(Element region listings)
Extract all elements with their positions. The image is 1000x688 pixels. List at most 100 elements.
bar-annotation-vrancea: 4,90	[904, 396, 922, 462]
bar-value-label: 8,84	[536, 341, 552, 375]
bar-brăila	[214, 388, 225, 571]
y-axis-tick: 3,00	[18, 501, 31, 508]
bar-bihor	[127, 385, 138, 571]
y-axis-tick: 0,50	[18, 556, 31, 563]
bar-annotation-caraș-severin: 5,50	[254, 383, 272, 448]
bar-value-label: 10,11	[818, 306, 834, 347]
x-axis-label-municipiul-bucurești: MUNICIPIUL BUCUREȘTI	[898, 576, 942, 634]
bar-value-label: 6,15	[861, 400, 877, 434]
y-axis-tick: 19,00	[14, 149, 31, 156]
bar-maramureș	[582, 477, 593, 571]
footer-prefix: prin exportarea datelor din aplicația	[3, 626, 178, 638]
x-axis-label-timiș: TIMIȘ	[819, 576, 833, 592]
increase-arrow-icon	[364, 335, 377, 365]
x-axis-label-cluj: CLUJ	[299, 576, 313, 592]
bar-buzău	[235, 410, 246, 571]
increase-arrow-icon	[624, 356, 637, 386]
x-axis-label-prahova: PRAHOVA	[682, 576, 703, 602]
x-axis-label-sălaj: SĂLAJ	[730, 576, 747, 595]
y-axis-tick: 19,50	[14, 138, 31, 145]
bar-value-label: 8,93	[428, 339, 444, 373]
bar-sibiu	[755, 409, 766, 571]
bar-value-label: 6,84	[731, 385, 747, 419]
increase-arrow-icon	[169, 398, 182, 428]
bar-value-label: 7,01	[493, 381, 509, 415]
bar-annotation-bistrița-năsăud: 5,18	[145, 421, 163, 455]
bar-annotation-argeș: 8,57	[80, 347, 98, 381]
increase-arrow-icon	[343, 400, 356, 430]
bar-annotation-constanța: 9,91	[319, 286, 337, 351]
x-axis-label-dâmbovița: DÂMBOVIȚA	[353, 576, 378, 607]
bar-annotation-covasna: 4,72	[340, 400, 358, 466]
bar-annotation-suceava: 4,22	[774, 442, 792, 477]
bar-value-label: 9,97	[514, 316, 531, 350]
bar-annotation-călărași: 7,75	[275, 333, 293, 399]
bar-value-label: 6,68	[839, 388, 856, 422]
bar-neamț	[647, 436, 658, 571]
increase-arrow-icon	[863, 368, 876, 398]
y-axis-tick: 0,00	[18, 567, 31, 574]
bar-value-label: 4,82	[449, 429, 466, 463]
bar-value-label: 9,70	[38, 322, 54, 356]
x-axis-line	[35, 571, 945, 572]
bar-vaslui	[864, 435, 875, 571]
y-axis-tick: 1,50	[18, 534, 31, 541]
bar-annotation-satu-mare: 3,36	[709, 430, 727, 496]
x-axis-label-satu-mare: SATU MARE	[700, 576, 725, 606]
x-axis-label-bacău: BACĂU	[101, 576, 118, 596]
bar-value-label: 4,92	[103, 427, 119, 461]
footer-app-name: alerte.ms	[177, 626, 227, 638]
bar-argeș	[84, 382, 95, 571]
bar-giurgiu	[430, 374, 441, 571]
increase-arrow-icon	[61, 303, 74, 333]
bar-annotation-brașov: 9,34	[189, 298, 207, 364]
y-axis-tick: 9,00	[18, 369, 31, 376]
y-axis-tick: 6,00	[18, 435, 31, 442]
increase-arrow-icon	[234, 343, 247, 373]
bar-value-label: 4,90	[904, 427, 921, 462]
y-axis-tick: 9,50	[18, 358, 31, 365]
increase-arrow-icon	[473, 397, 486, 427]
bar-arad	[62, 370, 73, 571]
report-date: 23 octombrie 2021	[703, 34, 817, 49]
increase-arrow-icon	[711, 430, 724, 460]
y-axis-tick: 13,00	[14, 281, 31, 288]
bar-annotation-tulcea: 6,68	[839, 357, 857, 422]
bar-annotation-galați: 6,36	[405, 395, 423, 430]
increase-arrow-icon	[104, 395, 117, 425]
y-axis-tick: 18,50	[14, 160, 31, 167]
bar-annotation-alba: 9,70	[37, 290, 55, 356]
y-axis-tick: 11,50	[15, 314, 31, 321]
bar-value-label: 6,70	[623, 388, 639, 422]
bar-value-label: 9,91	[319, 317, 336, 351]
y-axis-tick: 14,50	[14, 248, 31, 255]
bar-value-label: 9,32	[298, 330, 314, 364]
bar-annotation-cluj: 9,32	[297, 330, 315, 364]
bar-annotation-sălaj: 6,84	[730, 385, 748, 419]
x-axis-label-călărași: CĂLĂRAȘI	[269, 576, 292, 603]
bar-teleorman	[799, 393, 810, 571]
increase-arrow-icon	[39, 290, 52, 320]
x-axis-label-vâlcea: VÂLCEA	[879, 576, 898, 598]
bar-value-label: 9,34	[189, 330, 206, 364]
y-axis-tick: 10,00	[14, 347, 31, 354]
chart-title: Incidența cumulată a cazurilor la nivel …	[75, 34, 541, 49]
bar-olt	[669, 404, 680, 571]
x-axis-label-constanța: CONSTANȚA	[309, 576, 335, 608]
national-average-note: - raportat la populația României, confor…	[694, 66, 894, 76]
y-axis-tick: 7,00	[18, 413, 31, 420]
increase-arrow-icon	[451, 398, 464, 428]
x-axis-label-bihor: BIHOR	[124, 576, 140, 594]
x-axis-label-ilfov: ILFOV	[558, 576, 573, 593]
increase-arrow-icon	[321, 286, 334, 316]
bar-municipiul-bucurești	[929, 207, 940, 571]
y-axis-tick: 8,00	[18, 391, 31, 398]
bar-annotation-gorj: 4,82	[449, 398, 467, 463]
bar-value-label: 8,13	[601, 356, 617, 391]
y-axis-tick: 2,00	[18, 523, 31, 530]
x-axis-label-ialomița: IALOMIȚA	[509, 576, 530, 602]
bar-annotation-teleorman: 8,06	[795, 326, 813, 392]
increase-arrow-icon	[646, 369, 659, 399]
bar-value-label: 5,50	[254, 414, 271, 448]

Work to be completed: Write out these lines again, changing "increase-arrow-icon" to "up-arrow-icon" everywhere it appears and leaving everything else as it is.

Task solution:
Extract all elements with their positions. The image is 1000x688 pixels. List at most 100 elements.
bar-annotation-vrancea: 4,90	[904, 396, 922, 462]
bar-value-label: 8,84	[536, 341, 552, 375]
bar-brăila	[214, 388, 225, 571]
y-axis-tick: 3,00	[18, 501, 31, 508]
bar-bihor	[127, 385, 138, 571]
y-axis-tick: 0,50	[18, 556, 31, 563]
bar-annotation-caraș-severin: 5,50	[254, 383, 272, 448]
bar-value-label: 10,11	[818, 306, 834, 347]
x-axis-label-municipiul-bucurești: MUNICIPIUL BUCUREȘTI	[898, 576, 942, 634]
bar-value-label: 6,15	[861, 400, 877, 434]
y-axis-tick: 19,00	[14, 149, 31, 156]
bar-maramureș	[582, 477, 593, 571]
footer-prefix: prin exportarea datelor din aplicația	[3, 626, 178, 638]
x-axis-label-timiș: TIMIȘ	[819, 576, 833, 592]
up-arrow-icon	[364, 335, 377, 365]
x-axis-label-cluj: CLUJ	[299, 576, 313, 592]
bar-buzău	[235, 410, 246, 571]
up-arrow-icon	[624, 356, 637, 386]
x-axis-label-prahova: PRAHOVA	[682, 576, 703, 602]
x-axis-label-sălaj: SĂLAJ	[730, 576, 747, 595]
y-axis-tick: 19,50	[14, 138, 31, 145]
bar-value-label: 8,93	[428, 339, 444, 373]
bar-sibiu	[755, 409, 766, 571]
bar-value-label: 6,84	[731, 385, 747, 419]
up-arrow-icon	[169, 398, 182, 428]
bar-value-label: 7,01	[493, 381, 509, 415]
bar-annotation-bistrița-năsăud: 5,18	[145, 421, 163, 455]
bar-annotation-argeș: 8,57	[80, 347, 98, 381]
up-arrow-icon	[343, 400, 356, 430]
bar-annotation-constanța: 9,91	[319, 286, 337, 351]
x-axis-label-dâmbovița: DÂMBOVIȚA	[353, 576, 378, 607]
bar-annotation-covasna: 4,72	[340, 400, 358, 466]
bar-annotation-suceava: 4,22	[774, 442, 792, 477]
bar-value-label: 9,97	[514, 316, 531, 350]
bar-annotation-călărași: 7,75	[275, 333, 293, 399]
bar-value-label: 6,68	[839, 388, 856, 422]
bar-neamț	[647, 436, 658, 571]
up-arrow-icon	[863, 368, 876, 398]
y-axis-tick: 0,00	[18, 567, 31, 574]
bar-value-label: 4,82	[449, 429, 466, 463]
bar-value-label: 9,70	[38, 322, 54, 356]
x-axis-line	[35, 571, 945, 572]
bar-vaslui	[864, 435, 875, 571]
y-axis-tick: 1,50	[18, 534, 31, 541]
bar-annotation-satu-mare: 3,36	[709, 430, 727, 496]
x-axis-label-satu-mare: SATU MARE	[700, 576, 725, 606]
x-axis-label-bacău: BACĂU	[101, 576, 118, 596]
bar-value-label: 4,92	[103, 427, 119, 461]
footer-app-name: alerte.ms	[177, 626, 227, 638]
bar-argeș	[84, 382, 95, 571]
bar-giurgiu	[430, 374, 441, 571]
up-arrow-icon	[61, 303, 74, 333]
bar-annotation-brașov: 9,34	[189, 298, 207, 364]
y-axis-tick: 9,00	[18, 369, 31, 376]
y-axis-tick: 6,00	[18, 435, 31, 442]
up-arrow-icon	[234, 343, 247, 373]
bar-value-label: 4,90	[904, 427, 921, 462]
y-axis-tick: 9,50	[18, 358, 31, 365]
up-arrow-icon	[473, 397, 486, 427]
bar-arad	[62, 370, 73, 571]
report-date: 23 octombrie 2021	[703, 34, 817, 49]
up-arrow-icon	[711, 430, 724, 460]
y-axis-tick: 13,00	[14, 281, 31, 288]
bar-annotation-tulcea: 6,68	[839, 357, 857, 422]
bar-annotation-galați: 6,36	[405, 395, 423, 430]
up-arrow-icon	[104, 395, 117, 425]
y-axis-tick: 18,50	[14, 160, 31, 167]
bar-annotation-alba: 9,70	[37, 290, 55, 356]
y-axis-tick: 11,50	[15, 314, 31, 321]
bar-value-label: 6,70	[623, 388, 639, 422]
bar-value-label: 9,91	[319, 317, 336, 351]
y-axis-tick: 14,50	[14, 248, 31, 255]
bar-value-label: 9,32	[298, 330, 314, 364]
bar-annotation-cluj: 9,32	[297, 330, 315, 364]
bar-annotation-sălaj: 6,84	[730, 385, 748, 419]
x-axis-label-călărași: CĂLĂRAȘI	[269, 576, 292, 603]
bar-teleorman	[799, 393, 810, 571]
up-arrow-icon	[39, 290, 52, 320]
x-axis-label-vâlcea: VÂLCEA	[879, 576, 898, 598]
bar-value-label: 9,34	[189, 330, 206, 364]
y-axis-tick: 10,00	[14, 347, 31, 354]
chart-title: Incidența cumulată a cazurilor la nivel …	[75, 34, 541, 49]
bar-olt	[669, 404, 680, 571]
x-axis-label-constanța: CONSTANȚA	[309, 576, 335, 608]
national-average-note: - raportat la populația României, confor…	[694, 66, 894, 76]
y-axis-tick: 7,00	[18, 413, 31, 420]
up-arrow-icon	[451, 398, 464, 428]
x-axis-label-bihor: BIHOR	[124, 576, 140, 594]
x-axis-label-ilfov: ILFOV	[558, 576, 573, 593]
up-arrow-icon	[321, 286, 334, 316]
bar-municipiul-bucurești	[929, 207, 940, 571]
y-axis-tick: 8,00	[18, 391, 31, 398]
bar-annotation-gorj: 4,82	[449, 398, 467, 463]
bar-value-label: 8,13	[601, 356, 617, 391]
y-axis-tick: 2,00	[18, 523, 31, 530]
x-axis-label-ialomița: IALOMIȚA	[509, 576, 530, 602]
bar-annotation-teleorman: 8,06	[795, 326, 813, 392]
up-arrow-icon	[646, 369, 659, 399]
bar-value-label: 5,50	[254, 414, 271, 448]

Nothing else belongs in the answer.